▶ _VERIFICA LA COMPRENSIONE_:
1. Riporta il passo del brano sulla governance europea da "Ma Sarkozy, in" a "e volontà politica.".
2. Indica se ciascuna affermazione concorda con il brano sulla governance europea, rispondendo sì o no e citando le parole del brano che lo stabiliscono: (a) le riunioni dell'eurogruppo si erano sempre svolte soltanto a livello di Ministri delle Finanze; (b) il piano di supporto per le aziende francesi fu annunciato a Parigi; (c) nella crisi russo-georgiana il cessate il fuoco arrivò in 4 giorni.
3. Scrivi il seguito del brano sulla governance europea, cominciando subito dopo la sua ultima frase.

▶ _ESTRATTO DELLA PAGINA_:
Una proposta, quella della governance comune e dei fondi sovrani che – spiegherà poco dopo Sarkozy in conferenza stampa – nasce spontaneamente dall'aver visto con quale efficacia e tempestività l'Europa abbia saputo rispondere alla crisi finanziaria semplicemente quando ha fatto leva sulle istituzioni invece di esserne piegata, ed ha preso un'iniziativa, inedita, come la convocazione di un summit tra capi di stato e di governo dei paesi della moneta unica che non era mai stato pensato in precedenza (le riunioni dell'eurogruppo sono sempre state fatte solo a livello di Ministri delle Finanze).
Le reazioni all'intervento del Presidente del Consiglio europeo sono state contrastanti, ostili per lo più e, in gran parte, scarsamente argomentate. Un primo risultato però l'hanno già ottenuto: nessuno parla più di istituzioni ma di governance, non più di architettura ma di contenuto. Un passo avanti enorme.Rimangono le obiezioni.I tedeschi accusano Sarkozy di voler curare gli interessi della Francia, per le cui aziende il Presidente ha predisposto un piano di supporto – annunciato il 24 ottobre ad Annecy – che prevede guarda caso l'istituzione di un fondo sovrano destinato ad alimentare i settori strategici dell'industria nazionale. Un'operazione che evidentemente impone una radicale flessibilità delle regole europee sulla legittimità degli aiuti di stato. Sempre i tedeschi, poi, accusano il Presidente francese di volere aprire un dibattito sulla governance europea – sul governo politico, non solo economico – che aprirebbe la strada ad una vera competizione tra modelli tecnocratico e presidenziale. Eventualità, secondo i tedeschi, da scongiurare.
Ma Sarkozy, in realtà, fa un discorso pragmatico. Dice: c'è stata la crisi russo-georgiana e in 4 giorni abbiamo avuto il cessate il fuoco.C'è stata la crisi finanziaria e, in poche ore, in due soli incontri si sono decisi i principi e le risorse per l'intervento che hanno salvato la finanza europea, suggerito la ricetta per il salvataggio di quella americana, ed aperto la strada ad una rifondazione del mercato. Tutto questo, osserva il Presidente, è stato possibile perché si sono trasgredite le prassi, si è pensato all'obbiettivo, non alla pertinenza formale del processo, si sono costretti i decisori a decidere, li si è costretti ad uscire allo scoperto, e si è provato che le istituzioni sono una scusa, perché quello che serve all'Europa non sono traguardi ambigui ma leadership e volontà politica.

▶ _MATERIALE FORNITO_:

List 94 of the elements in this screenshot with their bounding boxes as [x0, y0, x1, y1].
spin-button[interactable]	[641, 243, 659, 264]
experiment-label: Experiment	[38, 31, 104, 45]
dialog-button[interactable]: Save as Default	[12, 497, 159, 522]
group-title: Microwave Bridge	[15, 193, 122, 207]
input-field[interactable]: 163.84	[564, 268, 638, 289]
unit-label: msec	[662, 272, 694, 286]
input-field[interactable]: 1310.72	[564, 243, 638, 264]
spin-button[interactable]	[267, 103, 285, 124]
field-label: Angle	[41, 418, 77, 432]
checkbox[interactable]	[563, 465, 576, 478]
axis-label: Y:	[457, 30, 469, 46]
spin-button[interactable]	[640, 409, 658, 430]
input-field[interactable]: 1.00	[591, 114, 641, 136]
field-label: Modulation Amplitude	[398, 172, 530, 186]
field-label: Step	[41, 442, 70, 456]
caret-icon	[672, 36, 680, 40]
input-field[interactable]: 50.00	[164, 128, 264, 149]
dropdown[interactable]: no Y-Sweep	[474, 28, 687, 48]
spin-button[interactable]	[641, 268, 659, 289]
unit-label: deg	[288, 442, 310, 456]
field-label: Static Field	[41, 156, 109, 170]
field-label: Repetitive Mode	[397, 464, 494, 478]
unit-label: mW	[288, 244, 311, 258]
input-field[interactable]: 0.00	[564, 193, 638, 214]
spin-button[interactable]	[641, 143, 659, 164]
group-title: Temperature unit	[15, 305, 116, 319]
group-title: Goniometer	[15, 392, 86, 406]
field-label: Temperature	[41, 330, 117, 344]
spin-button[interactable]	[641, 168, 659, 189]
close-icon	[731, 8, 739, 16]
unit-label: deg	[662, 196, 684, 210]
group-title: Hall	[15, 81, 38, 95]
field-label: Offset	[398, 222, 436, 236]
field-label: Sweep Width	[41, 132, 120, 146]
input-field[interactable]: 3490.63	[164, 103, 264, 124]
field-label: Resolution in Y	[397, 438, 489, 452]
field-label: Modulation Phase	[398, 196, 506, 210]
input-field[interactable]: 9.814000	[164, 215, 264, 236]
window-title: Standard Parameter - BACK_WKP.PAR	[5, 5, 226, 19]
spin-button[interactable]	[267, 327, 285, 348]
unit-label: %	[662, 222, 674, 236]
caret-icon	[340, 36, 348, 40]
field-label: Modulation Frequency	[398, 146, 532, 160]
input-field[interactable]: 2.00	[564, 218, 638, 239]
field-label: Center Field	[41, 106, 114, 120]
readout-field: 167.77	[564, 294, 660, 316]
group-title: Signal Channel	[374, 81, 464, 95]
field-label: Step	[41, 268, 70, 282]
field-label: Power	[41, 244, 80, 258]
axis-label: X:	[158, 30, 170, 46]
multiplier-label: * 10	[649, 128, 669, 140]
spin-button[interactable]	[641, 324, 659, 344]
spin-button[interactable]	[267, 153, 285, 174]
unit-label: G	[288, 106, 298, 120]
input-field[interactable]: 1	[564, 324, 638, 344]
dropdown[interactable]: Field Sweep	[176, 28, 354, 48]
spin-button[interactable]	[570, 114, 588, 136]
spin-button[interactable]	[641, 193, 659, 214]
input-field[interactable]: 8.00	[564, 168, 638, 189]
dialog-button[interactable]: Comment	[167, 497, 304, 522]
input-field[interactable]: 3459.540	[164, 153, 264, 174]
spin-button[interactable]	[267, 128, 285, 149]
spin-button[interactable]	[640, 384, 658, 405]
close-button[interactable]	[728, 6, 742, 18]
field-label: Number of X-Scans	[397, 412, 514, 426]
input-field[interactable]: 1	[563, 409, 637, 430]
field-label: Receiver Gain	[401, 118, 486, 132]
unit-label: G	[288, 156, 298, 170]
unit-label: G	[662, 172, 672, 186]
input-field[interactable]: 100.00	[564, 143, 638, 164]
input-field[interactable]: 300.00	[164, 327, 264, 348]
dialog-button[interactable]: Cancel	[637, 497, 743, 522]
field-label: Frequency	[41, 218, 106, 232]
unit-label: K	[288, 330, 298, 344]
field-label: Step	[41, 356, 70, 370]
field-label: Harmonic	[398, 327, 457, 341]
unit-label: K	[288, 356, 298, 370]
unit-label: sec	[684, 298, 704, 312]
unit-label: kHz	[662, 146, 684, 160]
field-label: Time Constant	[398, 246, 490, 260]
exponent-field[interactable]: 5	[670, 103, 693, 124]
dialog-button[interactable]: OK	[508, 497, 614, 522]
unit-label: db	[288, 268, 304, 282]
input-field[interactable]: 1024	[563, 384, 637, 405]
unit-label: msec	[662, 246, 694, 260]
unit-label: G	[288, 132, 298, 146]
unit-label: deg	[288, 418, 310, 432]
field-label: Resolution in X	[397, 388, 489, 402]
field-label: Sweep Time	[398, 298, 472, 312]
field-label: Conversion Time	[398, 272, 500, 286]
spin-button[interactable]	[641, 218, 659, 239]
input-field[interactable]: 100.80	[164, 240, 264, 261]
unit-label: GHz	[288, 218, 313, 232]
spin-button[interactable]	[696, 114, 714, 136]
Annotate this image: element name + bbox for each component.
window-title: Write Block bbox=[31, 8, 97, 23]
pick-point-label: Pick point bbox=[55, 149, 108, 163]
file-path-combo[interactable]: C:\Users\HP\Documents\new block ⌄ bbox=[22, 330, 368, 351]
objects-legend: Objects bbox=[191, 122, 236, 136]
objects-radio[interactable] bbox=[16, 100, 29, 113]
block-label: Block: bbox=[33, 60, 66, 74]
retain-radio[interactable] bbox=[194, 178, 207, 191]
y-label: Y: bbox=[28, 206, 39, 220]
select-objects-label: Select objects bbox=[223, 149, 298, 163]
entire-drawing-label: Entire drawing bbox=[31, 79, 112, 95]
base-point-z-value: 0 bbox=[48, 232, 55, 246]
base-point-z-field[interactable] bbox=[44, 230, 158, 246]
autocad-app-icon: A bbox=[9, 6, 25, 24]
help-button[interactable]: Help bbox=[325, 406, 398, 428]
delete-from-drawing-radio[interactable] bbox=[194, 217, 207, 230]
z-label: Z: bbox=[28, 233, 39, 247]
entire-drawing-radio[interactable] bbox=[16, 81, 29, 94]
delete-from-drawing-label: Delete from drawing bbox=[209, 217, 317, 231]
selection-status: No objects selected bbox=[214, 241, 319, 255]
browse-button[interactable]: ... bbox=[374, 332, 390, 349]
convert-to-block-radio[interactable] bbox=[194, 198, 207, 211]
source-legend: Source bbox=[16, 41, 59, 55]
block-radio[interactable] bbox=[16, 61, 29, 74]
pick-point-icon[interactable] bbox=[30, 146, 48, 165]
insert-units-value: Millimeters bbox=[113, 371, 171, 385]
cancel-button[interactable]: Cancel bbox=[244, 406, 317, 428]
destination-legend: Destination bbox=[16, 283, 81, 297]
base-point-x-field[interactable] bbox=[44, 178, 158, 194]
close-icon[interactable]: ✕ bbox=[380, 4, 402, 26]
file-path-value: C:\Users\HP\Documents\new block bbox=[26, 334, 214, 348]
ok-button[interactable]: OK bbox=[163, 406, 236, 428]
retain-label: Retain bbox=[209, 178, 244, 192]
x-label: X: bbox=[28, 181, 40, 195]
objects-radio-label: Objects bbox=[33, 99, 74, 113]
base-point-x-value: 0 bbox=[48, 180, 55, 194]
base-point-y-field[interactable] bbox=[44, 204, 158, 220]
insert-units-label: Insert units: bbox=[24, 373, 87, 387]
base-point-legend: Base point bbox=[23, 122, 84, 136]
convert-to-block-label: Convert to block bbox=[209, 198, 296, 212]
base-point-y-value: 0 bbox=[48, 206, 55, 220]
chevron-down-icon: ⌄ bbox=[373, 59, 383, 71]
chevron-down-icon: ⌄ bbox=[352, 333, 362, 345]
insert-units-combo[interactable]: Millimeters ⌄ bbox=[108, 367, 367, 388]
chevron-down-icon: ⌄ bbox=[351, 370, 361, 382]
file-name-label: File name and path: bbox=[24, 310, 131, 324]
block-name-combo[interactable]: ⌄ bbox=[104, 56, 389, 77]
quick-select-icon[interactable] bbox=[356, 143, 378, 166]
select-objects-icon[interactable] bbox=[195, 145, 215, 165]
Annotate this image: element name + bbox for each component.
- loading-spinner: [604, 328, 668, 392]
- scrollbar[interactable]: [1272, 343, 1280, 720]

▶ _RISPOSTE FORNITE_:
1.
Ma Sarkozy, in realtà, fa un discorso pragmatico. Dice: c'è stata la crisi russo-georgiana e in 4 giorni abbiamo avuto il cessate il fuoco.C'è stata la crisi finanziaria e, in poche ore, in due soli incontri si sono decisi i principi e le risorse per l'intervento che hanno salvato la finanza europea, suggerito la ricetta per il salvataggio di quella americana, ed aperto la strada ad una rifondazione del mercato. Tutto questo, osserva il Presidente, è stato possibile perché si sono trasgredite le prassi, si è pensato all'obbiettivo, non alla pertinenza formale del processo, si sono costretti i decisori a decidere, li si è costretti ad uscire allo scoperto, e si è provato che le istituzioni sono una scusa, perché quello che serve all'Europa non sono traguardi ambigui ma leadership e volontà politica.

2.
(a) Sì: "le riunioni dell'eurogruppo sono sempre state fatte solo a livello di Ministri delle Finanze".
(b) No: "annunciato il 24 ottobre ad Annecy".
(c) Sì: "in 4 giorni abbiamo avuto il cessate il fuoco".

3.
In pratica la presidenza francese ha trasformato l'Europa più in profondo, con meno traumi e più speditamente di quanto non abbiano fatto la Convenzione, i referendum costituzionali e l'ultimo sfortunato Trattato, firmato a Lisbona sei mesi fa. Sarkozy è stato più fortunato di Tony Blair. Perché le crisi bellico-finanziarie di questi mesi gli hanno offerto un'occasione straordinaria per riformare la governance europea, un'occasione che a suo tempo al leader britannico, ormai quasi a fine mandato, non si era presentata.
Quanto profonda e quanto irreversibile sia la trasformazione “soft” compiuta dalla Presidenza francese è lo stesso Sarkozy a suggerirlo. Quando è scoppiata la crisi russo-georgiana – ha osservato innanzi ai parlamentari europei - era il 7 agosto. L'Europa, ad agosto, è in ferie. Non fa riunioni, non convoca meeting, riposa. Quest'anno non è andata così. Quest'anno, per la prima volta, l'Europa ha tenuto la claire alzata, è volata a Mosca e Tbilisi, ha scritto un piano di cessate di fuoco in 56 ore e, 24 ore più tardi, lo riportava a Bruxelles controfirmato dai due belligeranti.Una roba mai vista. Nel palazzo ne sono ancora traumatizzati. Ma il bello è che tutto è avvenuto sotto lo sguardo dei cittadini europei. E i cittadini europei hanno gradito, perché finalmente hanno visto l'Europa fare quello che dovrebbe fare: agire.È a loro che dovranno rispondere le leadership europee se, passata la crisi, si ritornerà al “business as usual”.